======== LISTED RECORDS ========

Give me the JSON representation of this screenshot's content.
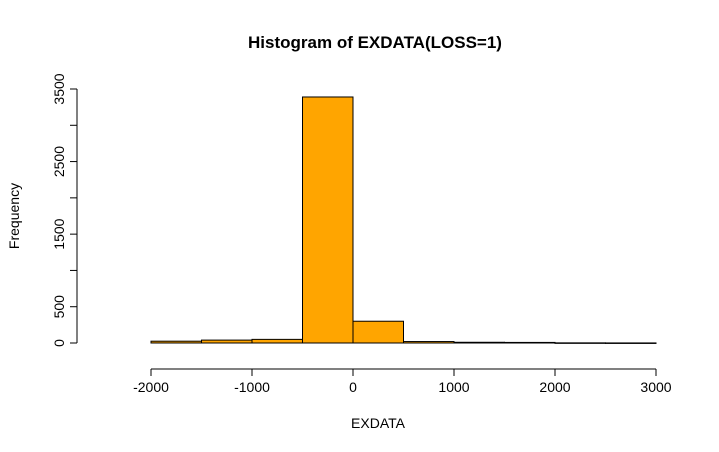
{
  "chart_data": {
    "type": "bar",
    "title": "Histogram of EXDATA(LOSS=1)",
    "xlabel": "EXDATA",
    "ylabel": "Frequency",
    "bin_width": 500,
    "bins": [
      {
        "start": -2000,
        "end": -1500,
        "count": 25
      },
      {
        "start": -1500,
        "end": -1000,
        "count": 40
      },
      {
        "start": -1000,
        "end": -500,
        "count": 50
      },
      {
        "start": -500,
        "end": 0,
        "count": 3390
      },
      {
        "start": 0,
        "end": 500,
        "count": 300
      },
      {
        "start": 500,
        "end": 1000,
        "count": 20
      },
      {
        "start": 1000,
        "end": 1500,
        "count": 10
      },
      {
        "start": 1500,
        "end": 2000,
        "count": 8
      },
      {
        "start": 2000,
        "end": 2500,
        "count": 2
      },
      {
        "start": 2500,
        "end": 3000,
        "count": 1
      }
    ],
    "xlim": [
      -2500,
      3000
    ],
    "ylim": [
      0,
      3500
    ],
    "xticks": [
      -2000,
      -1000,
      0,
      1000,
      2000,
      3000
    ],
    "xtick_labels": [
      "-2000",
      "-1000",
      "0",
      "1000",
      "2000",
      "3000"
    ],
    "yticks": [
      0,
      500,
      1000,
      1500,
      2000,
      2500,
      3000,
      3500
    ],
    "ytick_labels": [
      "0",
      "500",
      "",
      "1500",
      "",
      "2500",
      "",
      "3500"
    ],
    "grid": false,
    "legend": "none",
    "bar_color": "#FFA500",
    "bar_edge_color": "#000000"
  }
}
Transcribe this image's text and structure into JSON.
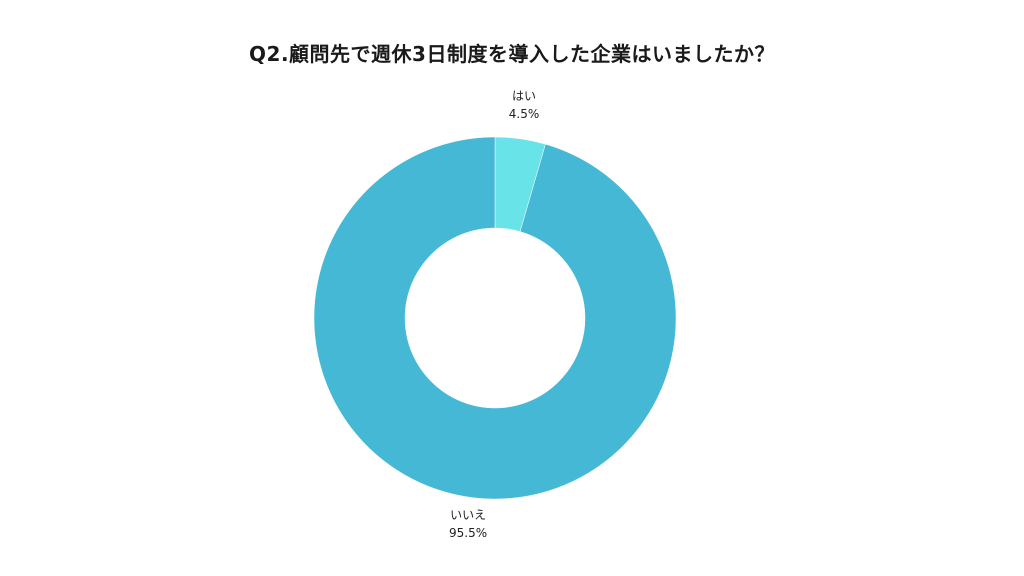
{
  "chart_data": {
    "type": "pie",
    "donut": true,
    "title": "Q2.顧問先で週休3日制度を導入した企業はいましたか？",
    "slices": [
      {
        "label": "はい",
        "value": 4.5,
        "value_label": "4.5%",
        "color": "#68e3e8"
      },
      {
        "label": "いいえ",
        "value": 95.5,
        "value_label": "95.5%",
        "color": "#45b8d5"
      }
    ],
    "start_angle_deg": 0,
    "direction": "clockwise",
    "legend": "none"
  }
}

========

● **EXERCISE DETAILS**
Check each line of the records for the word "this", and show the lines that contain it.

● **RESULT OF THE EXERCISE**
Give me the JSON representation of this screenshot's content.
Transcribe this image's text and structure into JSON.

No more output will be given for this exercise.